What you should do: Exactly reproduce each record listed below.

Excerpts from a figure dataset
********

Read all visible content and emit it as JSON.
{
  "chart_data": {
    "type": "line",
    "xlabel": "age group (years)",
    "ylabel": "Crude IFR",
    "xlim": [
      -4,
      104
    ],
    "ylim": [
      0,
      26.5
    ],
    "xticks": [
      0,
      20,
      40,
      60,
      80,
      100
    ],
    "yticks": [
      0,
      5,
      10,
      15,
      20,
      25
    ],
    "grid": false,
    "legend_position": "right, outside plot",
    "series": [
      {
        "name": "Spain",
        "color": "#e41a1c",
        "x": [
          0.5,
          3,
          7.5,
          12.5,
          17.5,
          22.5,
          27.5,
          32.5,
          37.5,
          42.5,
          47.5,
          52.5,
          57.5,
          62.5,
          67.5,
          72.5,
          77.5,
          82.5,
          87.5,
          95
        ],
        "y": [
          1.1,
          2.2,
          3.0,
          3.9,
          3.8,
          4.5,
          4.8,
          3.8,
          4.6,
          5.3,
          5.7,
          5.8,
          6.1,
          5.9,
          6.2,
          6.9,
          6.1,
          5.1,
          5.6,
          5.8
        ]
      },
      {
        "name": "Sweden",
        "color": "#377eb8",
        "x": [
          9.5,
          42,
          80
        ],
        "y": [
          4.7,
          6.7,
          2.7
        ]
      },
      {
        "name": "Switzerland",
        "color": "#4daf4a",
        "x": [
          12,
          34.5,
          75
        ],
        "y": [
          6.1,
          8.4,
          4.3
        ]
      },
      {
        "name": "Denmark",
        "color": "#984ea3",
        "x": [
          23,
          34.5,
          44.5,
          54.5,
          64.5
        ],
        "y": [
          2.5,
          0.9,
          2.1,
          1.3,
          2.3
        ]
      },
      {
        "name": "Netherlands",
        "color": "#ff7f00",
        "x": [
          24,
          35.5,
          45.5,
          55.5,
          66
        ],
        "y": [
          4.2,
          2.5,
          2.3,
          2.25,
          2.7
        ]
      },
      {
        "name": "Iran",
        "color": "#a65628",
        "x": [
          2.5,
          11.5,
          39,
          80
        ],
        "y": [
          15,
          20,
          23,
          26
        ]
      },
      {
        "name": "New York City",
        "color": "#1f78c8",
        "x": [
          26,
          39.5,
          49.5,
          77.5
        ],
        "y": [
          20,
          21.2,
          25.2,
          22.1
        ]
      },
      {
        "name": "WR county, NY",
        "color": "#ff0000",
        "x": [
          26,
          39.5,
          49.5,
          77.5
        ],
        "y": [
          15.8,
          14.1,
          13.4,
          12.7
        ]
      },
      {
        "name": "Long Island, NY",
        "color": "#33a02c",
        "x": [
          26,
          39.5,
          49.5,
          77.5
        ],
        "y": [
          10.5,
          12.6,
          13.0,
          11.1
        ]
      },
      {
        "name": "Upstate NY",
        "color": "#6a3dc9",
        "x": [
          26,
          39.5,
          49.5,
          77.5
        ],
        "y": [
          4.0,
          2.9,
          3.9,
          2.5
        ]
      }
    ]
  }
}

********

Solution for this task:
Read all visible content and emit it as JSON.
{
  "chart_data": {
    "type": "line",
    "xlabel": "age group (years)",
    "ylabel": "Crude IFR",
    "xlim": [
      -4,
      104
    ],
    "ylim": [
      0,
      26.5
    ],
    "xticks": [
      0,
      20,
      40,
      60,
      80,
      100
    ],
    "yticks": [
      0,
      5,
      10,
      15,
      20,
      25
    ],
    "grid": false,
    "legend_position": "right, outside plot",
    "series": [
      {
        "name": "Spain",
        "color": "#e41a1c",
        "x": [
          0.5,
          3,
          7.5,
          12.5,
          17.5,
          22.5,
          27.5,
          32.5,
          37.5,
          42.5,
          47.5,
          52.5,
          57.5,
          62.5,
          67.5,
          72.5,
          77.5,
          82.5,
          87.5,
          95
        ],
        "y": [
          1.1,
          2.2,
          3.0,
          3.9,
          3.8,
          4.5,
          4.8,
          3.8,
          4.6,
          5.3,
          5.7,
          5.8,
          6.1,
          5.9,
          6.2,
          6.9,
          6.1,
          5.1,
          5.6,
          5.8
        ]
      },
      {
        "name": "Sweden",
        "color": "#377eb8",
        "x": [
          9.5,
          42,
          80
        ],
        "y": [
          4.7,
          6.7,
          2.7
        ]
      },
      {
        "name": "Switzerland",
        "color": "#4daf4a",
        "x": [
          12,
          34.5,
          75
        ],
        "y": [
          6.1,
          8.4,
          4.3
        ]
      },
      {
        "name": "Denmark",
        "color": "#984ea3",
        "x": [
          23,
          34.5,
          44.5,
          54.5,
          64.5
        ],
        "y": [
          2.5,
          0.9,
          2.1,
          1.3,
          2.3
        ]
      },
      {
        "name": "Netherlands",
        "color": "#ff7f00",
        "x": [
          24,
          35.5,
          45.5,
          55.5,
          66
        ],
        "y": [
          4.2,
          2.5,
          2.3,
          2.25,
          2.7
        ]
      },
      {
        "name": "Iran",
        "color": "#a65628",
        "x": [
          2.5,
          11.5,
          39,
          80
        ],
        "y": [
          15,
          20,
          23,
          26
        ]
      },
      {
        "name": "New York City",
        "color": "#1f78c8",
        "x": [
          26,
          39.5,
          49.5,
          77.5
        ],
        "y": [
          20,
          21.2,
          25.2,
          22.1
        ]
      },
      {
        "name": "WR county, NY",
        "color": "#ff0000",
        "x": [
          26,
          39.5,
          49.5,
          77.5
        ],
        "y": [
          15.8,
          14.1,
          13.4,
          12.7
        ]
      },
      {
        "name": "Long Island, NY",
        "color": "#33a02c",
        "x": [
          26,
          39.5,
          49.5,
          77.5
        ],
        "y": [
          10.5,
          12.6,
          13.0,
          11.1
        ]
      },
      {
        "name": "Upstate NY",
        "color": "#6a3dc9",
        "x": [
          26,
          39.5,
          49.5,
          77.5
        ],
        "y": [
          4.0,
          2.9,
          3.9,
          2.5
        ]
      }
    ]
  }
}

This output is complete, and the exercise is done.